◆ EXERCISE: Scan the data below and pick out the lines containing the word "color".

Figure dataset records
= = =

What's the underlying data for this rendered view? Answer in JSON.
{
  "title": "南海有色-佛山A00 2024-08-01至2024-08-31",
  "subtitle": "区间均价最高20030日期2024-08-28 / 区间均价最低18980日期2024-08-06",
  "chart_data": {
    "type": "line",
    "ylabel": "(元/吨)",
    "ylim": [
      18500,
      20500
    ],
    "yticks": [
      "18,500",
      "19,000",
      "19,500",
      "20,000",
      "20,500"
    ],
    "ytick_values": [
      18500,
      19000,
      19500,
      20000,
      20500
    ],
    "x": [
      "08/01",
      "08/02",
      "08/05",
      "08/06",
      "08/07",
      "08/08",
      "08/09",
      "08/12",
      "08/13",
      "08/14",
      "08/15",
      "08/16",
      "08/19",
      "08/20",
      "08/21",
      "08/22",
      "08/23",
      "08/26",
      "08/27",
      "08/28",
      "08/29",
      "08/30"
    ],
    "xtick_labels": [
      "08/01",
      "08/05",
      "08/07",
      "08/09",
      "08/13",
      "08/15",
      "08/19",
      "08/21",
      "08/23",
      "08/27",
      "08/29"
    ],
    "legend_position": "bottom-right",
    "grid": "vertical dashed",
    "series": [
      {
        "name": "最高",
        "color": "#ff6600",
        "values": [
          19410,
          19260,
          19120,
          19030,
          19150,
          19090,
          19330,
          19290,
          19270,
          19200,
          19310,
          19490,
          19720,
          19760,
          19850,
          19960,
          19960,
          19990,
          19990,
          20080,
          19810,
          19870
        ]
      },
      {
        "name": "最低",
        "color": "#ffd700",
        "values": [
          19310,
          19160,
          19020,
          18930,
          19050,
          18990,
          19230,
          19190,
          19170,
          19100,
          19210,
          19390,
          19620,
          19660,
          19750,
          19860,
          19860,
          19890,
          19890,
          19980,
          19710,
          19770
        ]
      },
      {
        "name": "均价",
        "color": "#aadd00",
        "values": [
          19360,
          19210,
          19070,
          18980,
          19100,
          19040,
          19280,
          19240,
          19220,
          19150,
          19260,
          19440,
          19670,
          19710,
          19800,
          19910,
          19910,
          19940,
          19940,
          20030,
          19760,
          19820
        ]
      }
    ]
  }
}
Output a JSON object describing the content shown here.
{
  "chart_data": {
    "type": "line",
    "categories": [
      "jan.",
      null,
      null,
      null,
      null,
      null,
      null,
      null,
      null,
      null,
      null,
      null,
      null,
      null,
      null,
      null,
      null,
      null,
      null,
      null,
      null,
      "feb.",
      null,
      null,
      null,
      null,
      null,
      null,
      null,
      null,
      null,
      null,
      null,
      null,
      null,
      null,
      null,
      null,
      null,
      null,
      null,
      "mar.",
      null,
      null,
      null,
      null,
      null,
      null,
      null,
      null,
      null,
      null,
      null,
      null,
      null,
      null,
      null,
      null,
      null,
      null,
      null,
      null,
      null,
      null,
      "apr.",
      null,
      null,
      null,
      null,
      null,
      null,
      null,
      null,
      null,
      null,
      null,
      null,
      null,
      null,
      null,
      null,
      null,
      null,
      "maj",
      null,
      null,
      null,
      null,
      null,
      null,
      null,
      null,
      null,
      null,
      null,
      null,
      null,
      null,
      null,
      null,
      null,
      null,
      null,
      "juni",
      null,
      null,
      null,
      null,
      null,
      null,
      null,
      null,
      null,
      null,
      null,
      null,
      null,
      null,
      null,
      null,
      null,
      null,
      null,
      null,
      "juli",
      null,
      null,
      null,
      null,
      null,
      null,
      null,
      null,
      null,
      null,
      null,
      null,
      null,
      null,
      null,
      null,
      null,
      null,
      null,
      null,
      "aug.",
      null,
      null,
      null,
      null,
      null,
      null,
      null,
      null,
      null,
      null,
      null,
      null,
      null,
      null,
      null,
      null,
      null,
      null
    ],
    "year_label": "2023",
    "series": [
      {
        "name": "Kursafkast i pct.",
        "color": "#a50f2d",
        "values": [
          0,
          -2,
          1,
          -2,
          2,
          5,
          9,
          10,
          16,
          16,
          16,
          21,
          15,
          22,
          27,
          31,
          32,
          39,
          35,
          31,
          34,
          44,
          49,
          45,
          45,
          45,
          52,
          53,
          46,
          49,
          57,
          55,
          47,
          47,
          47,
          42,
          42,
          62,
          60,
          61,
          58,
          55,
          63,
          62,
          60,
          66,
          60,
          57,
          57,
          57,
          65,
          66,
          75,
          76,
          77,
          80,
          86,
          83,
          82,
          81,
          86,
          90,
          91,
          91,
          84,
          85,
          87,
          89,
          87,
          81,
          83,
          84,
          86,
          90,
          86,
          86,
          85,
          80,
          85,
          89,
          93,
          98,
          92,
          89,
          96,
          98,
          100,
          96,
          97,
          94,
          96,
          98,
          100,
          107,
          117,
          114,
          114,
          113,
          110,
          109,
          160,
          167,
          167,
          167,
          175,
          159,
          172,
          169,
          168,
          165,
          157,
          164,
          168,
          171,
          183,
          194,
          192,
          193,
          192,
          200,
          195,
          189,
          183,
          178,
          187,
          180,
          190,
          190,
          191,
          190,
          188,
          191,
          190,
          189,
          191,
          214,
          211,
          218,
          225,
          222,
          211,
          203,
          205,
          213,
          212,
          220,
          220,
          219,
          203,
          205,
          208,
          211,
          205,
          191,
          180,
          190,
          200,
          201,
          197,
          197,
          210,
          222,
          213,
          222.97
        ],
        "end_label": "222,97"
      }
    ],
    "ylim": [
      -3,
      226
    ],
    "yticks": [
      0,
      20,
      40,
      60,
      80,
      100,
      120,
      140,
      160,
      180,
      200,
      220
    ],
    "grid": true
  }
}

= = =

◆ WRITTEN ANSWER:
        "color": "#ff6600",
        "color": "#ffd700",
        "color": "#aadd00",
        "color": "#a50f2d",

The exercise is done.